■ Exercise task ■
Records follow. Pull out every line that contains "graduates".

■ Dataset items ■

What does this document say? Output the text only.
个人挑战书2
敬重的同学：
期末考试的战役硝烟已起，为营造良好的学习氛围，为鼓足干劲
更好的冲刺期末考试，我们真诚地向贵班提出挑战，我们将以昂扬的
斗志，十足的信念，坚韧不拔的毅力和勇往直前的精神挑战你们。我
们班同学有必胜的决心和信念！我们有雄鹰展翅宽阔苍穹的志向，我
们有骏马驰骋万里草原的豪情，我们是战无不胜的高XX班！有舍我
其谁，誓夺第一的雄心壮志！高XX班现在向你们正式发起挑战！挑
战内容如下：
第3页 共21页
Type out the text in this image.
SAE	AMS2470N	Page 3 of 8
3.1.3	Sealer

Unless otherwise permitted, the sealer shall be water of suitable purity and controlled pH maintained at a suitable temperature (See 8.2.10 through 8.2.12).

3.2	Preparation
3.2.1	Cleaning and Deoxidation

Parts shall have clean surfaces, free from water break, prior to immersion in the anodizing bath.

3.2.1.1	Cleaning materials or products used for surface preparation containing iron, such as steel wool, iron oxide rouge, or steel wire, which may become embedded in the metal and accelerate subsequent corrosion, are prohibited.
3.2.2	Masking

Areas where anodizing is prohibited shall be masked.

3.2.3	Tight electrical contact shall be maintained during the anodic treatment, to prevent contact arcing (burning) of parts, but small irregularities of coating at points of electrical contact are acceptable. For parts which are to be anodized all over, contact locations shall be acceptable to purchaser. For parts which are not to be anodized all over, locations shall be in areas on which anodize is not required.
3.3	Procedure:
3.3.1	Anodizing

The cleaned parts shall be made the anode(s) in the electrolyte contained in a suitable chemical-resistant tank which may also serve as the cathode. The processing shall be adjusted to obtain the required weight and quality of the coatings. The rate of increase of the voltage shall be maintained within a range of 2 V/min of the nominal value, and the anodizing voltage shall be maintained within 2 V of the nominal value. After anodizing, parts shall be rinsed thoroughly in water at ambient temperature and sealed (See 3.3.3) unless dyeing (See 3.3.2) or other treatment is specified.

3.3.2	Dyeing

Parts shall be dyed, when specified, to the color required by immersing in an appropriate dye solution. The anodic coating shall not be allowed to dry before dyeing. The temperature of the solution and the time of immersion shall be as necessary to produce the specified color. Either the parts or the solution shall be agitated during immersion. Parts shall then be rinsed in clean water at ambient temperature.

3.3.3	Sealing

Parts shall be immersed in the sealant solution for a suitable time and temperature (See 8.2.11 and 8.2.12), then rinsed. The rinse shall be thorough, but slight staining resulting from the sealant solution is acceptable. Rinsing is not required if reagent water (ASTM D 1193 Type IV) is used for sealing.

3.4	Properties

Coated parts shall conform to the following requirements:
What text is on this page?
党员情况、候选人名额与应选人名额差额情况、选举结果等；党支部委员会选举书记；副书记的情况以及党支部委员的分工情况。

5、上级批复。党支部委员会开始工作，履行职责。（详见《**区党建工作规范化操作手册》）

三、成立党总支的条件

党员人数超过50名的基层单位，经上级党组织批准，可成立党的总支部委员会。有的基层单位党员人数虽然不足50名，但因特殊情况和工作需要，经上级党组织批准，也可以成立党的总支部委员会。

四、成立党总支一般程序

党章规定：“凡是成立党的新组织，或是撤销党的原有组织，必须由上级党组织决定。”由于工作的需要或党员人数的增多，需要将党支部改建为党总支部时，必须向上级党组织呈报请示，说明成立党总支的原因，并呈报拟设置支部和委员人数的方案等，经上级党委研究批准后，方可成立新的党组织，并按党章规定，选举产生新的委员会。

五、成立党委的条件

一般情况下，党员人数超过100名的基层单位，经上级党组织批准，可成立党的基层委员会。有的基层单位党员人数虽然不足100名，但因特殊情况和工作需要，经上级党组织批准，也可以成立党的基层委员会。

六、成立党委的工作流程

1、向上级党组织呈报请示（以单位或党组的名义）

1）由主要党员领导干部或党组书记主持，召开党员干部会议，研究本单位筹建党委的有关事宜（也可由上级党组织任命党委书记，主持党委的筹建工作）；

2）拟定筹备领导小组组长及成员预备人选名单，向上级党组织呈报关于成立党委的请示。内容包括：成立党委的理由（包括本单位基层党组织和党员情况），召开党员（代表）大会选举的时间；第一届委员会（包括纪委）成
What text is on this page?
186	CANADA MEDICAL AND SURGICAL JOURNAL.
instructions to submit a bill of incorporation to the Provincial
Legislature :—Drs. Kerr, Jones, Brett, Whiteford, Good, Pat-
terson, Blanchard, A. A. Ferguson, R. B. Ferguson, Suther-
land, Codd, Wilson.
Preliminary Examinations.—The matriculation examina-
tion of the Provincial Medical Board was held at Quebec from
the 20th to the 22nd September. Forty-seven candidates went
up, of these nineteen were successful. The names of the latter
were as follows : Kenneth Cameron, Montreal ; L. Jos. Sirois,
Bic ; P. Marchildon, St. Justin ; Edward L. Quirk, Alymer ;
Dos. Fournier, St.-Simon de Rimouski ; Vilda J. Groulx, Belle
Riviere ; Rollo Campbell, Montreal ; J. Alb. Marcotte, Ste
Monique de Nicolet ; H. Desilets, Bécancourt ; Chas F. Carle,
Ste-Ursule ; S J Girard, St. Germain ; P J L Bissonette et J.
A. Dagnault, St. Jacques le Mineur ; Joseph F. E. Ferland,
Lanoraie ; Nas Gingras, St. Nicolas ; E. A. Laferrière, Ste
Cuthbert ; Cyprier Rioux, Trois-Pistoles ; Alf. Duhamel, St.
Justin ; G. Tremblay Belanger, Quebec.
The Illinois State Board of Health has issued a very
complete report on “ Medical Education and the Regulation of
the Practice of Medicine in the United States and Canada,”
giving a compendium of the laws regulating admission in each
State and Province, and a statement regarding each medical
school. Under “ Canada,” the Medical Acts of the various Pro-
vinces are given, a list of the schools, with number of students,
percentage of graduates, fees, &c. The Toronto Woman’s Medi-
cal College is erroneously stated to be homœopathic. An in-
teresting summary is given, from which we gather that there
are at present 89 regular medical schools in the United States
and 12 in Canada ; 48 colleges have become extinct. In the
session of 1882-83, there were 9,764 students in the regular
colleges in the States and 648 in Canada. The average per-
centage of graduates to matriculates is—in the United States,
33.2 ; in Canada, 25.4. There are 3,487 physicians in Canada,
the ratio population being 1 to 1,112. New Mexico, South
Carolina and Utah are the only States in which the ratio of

■ Answer for this exercise ■
percentage of graduates, fees, &c. The Toronto Woman’s Medi-
centage of graduates to matriculates is—in the United States,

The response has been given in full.